Take the entries below and reproduce them word for word.

## BEGIN

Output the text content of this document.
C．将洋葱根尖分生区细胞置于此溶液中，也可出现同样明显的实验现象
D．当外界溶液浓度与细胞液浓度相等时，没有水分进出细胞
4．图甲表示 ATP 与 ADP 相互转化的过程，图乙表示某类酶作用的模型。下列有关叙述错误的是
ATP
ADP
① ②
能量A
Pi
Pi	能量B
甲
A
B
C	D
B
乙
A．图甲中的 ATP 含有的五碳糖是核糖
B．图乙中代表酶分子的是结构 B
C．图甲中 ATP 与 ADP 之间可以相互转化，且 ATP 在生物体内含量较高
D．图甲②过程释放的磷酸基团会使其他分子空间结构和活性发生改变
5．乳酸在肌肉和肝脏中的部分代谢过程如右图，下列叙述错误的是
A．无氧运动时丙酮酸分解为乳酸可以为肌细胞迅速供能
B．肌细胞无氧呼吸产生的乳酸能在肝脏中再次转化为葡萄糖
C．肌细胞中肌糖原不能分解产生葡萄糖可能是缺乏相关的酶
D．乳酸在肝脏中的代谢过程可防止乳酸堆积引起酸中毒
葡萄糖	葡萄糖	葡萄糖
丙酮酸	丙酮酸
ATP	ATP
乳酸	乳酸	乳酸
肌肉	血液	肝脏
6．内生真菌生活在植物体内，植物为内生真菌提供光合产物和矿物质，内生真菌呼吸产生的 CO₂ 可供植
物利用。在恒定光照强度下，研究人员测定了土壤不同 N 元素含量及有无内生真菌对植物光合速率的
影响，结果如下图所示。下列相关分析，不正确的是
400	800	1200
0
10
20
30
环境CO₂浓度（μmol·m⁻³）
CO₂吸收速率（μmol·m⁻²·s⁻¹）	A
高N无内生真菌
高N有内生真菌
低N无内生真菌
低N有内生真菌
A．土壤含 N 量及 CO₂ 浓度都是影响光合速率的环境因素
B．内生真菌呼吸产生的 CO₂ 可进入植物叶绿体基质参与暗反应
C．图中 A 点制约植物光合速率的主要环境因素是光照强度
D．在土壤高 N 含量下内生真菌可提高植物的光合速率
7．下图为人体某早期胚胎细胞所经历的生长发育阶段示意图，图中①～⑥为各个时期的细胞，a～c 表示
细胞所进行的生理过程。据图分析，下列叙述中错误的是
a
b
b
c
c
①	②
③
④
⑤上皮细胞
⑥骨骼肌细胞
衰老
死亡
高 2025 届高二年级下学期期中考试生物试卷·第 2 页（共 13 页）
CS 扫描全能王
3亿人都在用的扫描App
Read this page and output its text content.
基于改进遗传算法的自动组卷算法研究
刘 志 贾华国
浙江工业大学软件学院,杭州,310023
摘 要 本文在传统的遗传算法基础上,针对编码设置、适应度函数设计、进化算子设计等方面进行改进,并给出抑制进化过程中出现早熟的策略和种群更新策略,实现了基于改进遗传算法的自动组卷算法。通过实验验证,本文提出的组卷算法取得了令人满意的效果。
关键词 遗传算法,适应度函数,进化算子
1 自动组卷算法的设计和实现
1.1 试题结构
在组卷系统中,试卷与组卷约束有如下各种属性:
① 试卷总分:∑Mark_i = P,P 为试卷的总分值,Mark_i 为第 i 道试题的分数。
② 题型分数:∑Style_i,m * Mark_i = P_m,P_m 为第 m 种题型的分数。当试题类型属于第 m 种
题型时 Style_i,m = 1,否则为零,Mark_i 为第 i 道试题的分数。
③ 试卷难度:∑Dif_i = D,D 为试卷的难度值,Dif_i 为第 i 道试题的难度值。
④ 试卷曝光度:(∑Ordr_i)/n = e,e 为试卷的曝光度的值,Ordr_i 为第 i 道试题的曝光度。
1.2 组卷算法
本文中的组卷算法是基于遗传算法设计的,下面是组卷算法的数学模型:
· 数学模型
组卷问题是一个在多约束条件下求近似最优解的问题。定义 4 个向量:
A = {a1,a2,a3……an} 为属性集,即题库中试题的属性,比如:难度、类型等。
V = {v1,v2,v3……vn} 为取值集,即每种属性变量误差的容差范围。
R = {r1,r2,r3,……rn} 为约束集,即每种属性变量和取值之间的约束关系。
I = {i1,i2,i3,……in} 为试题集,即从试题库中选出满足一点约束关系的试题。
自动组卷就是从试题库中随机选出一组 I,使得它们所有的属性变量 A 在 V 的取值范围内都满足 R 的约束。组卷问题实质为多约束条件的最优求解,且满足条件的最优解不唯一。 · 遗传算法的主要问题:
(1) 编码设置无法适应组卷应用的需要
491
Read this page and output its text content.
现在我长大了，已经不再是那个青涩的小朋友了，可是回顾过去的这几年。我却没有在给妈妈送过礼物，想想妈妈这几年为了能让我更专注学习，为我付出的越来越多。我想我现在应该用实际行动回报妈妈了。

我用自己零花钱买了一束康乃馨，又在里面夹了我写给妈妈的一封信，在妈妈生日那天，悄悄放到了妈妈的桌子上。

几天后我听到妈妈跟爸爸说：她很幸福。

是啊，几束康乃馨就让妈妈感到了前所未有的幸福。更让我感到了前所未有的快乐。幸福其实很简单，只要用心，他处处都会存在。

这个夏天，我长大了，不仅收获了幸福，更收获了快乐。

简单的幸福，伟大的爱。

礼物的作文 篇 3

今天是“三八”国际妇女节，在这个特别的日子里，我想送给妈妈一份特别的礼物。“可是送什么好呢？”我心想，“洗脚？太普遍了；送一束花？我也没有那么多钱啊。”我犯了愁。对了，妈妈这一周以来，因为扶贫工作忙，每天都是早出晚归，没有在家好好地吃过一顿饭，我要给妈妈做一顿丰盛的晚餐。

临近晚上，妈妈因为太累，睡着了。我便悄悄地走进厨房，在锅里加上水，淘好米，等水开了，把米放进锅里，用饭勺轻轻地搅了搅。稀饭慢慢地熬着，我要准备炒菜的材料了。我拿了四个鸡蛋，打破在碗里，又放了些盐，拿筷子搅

## END

▸ **RESPONSE**:
Output the text content of this document.
C．将洋葱根尖分生区细胞置于此溶液中，也可出现同样明显的实验现象
D．当外界溶液浓度与细胞液浓度相等时，没有水分进出细胞
4．图甲表示 ATP 与 ADP 相互转化的过程，图乙表示某类酶作用的模型。下列有关叙述错误的是
ATP
ADP
① ②
能量A
Pi
Pi	能量B
甲
A
B
C	D
B
乙
A．图甲中的 ATP 含有的五碳糖是核糖
B．图乙中代表酶分子的是结构 B
C．图甲中 ATP 与 ADP 之间可以相互转化，且 ATP 在生物体内含量较高
D．图甲②过程释放的磷酸基团会使其他分子空间结构和活性发生改变
5．乳酸在肌肉和肝脏中的部分代谢过程如右图，下列叙述错误的是
A．无氧运动时丙酮酸分解为乳酸可以为肌细胞迅速供能
B．肌细胞无氧呼吸产生的乳酸能在肝脏中再次转化为葡萄糖
C．肌细胞中肌糖原不能分解产生葡萄糖可能是缺乏相关的酶
D．乳酸在肝脏中的代谢过程可防止乳酸堆积引起酸中毒
葡萄糖	葡萄糖	葡萄糖
丙酮酸	丙酮酸
ATP	ATP
乳酸	乳酸	乳酸
肌肉	血液	肝脏
6．内生真菌生活在植物体内，植物为内生真菌提供光合产物和矿物质，内生真菌呼吸产生的 CO₂ 可供植
物利用。在恒定光照强度下，研究人员测定了土壤不同 N 元素含量及有无内生真菌对植物光合速率的
影响，结果如下图所示。下列相关分析，不正确的是
400	800	1200
0
10
20
30
环境CO₂浓度（μmol·m⁻³）
CO₂吸收速率（μmol·m⁻²·s⁻¹）	A
高N无内生真菌
高N有内生真菌
低N无内生真菌
低N有内生真菌
A．土壤含 N 量及 CO₂ 浓度都是影响光合速率的环境因素
B．内生真菌呼吸产生的 CO₂ 可进入植物叶绿体基质参与暗反应
C．图中 A 点制约植物光合速率的主要环境因素是光照强度
D．在土壤高 N 含量下内生真菌可提高植物的光合速率
7．下图为人体某早期胚胎细胞所经历的生长发育阶段示意图，图中①～⑥为各个时期的细胞，a～c 表示
细胞所进行的生理过程。据图分析，下列叙述中错误的是
a
b
b
c
c
①	②
③
④
⑤上皮细胞
⑥骨骼肌细胞
衰老
死亡
高 2025 届高二年级下学期期中考试生物试卷·第 2 页（共 13 页）
CS 扫描全能王
3亿人都在用的扫描App
Read this page and output its text content.
基于改进遗传算法的自动组卷算法研究
刘 志 贾华国
浙江工业大学软件学院,杭州,310023
摘 要 本文在传统的遗传算法基础上,针对编码设置、适应度函数设计、进化算子设计等方面进行改进,并给出抑制进化过程中出现早熟的策略和种群更新策略,实现了基于改进遗传算法的自动组卷算法。通过实验验证,本文提出的组卷算法取得了令人满意的效果。
关键词 遗传算法,适应度函数,进化算子
1 自动组卷算法的设计和实现
1.1 试题结构
在组卷系统中,试卷与组卷约束有如下各种属性:
① 试卷总分:∑Mark_i = P,P 为试卷的总分值,Mark_i 为第 i 道试题的分数。
② 题型分数:∑Style_i,m * Mark_i = P_m,P_m 为第 m 种题型的分数。当试题类型属于第 m 种
题型时 Style_i,m = 1,否则为零,Mark_i 为第 i 道试题的分数。
③ 试卷难度:∑Dif_i = D,D 为试卷的难度值,Dif_i 为第 i 道试题的难度值。
④ 试卷曝光度:(∑Ordr_i)/n = e,e 为试卷的曝光度的值,Ordr_i 为第 i 道试题的曝光度。
1.2 组卷算法
本文中的组卷算法是基于遗传算法设计的,下面是组卷算法的数学模型:
· 数学模型
组卷问题是一个在多约束条件下求近似最优解的问题。定义 4 个向量:
A = {a1,a2,a3……an} 为属性集,即题库中试题的属性,比如:难度、类型等。
V = {v1,v2,v3……vn} 为取值集,即每种属性变量误差的容差范围。
R = {r1,r2,r3,……rn} 为约束集,即每种属性变量和取值之间的约束关系。
I = {i1,i2,i3,……in} 为试题集,即从试题库中选出满足一点约束关系的试题。
自动组卷就是从试题库中随机选出一组 I,使得它们所有的属性变量 A 在 V 的取值范围内都满足 R 的约束。组卷问题实质为多约束条件的最优求解,且满足条件的最优解不唯一。 · 遗传算法的主要问题:
(1) 编码设置无法适应组卷应用的需要
491
Read this page and output its text content.
现在我长大了，已经不再是那个青涩的小朋友了，可是回顾过去的这几年。我却没有在给妈妈送过礼物，想想妈妈这几年为了能让我更专注学习，为我付出的越来越多。我想我现在应该用实际行动回报妈妈了。

我用自己零花钱买了一束康乃馨，又在里面夹了我写给妈妈的一封信，在妈妈生日那天，悄悄放到了妈妈的桌子上。

几天后我听到妈妈跟爸爸说：她很幸福。

是啊，几束康乃馨就让妈妈感到了前所未有的幸福。更让我感到了前所未有的快乐。幸福其实很简单，只要用心，他处处都会存在。

这个夏天，我长大了，不仅收获了幸福，更收获了快乐。

简单的幸福，伟大的爱。

礼物的作文 篇 3

今天是“三八”国际妇女节，在这个特别的日子里，我想送给妈妈一份特别的礼物。“可是送什么好呢？”我心想，“洗脚？太普遍了；送一束花？我也没有那么多钱啊。”我犯了愁。对了，妈妈这一周以来，因为扶贫工作忙，每天都是早出晚归，没有在家好好地吃过一顿饭，我要给妈妈做一顿丰盛的晚餐。

临近晚上，妈妈因为太累，睡着了。我便悄悄地走进厨房，在锅里加上水，淘好米，等水开了，把米放进锅里，用饭勺轻轻地搅了搅。稀饭慢慢地熬着，我要准备炒菜的材料了。我拿了四个鸡蛋，打破在碗里，又放了些盐，拿筷子搅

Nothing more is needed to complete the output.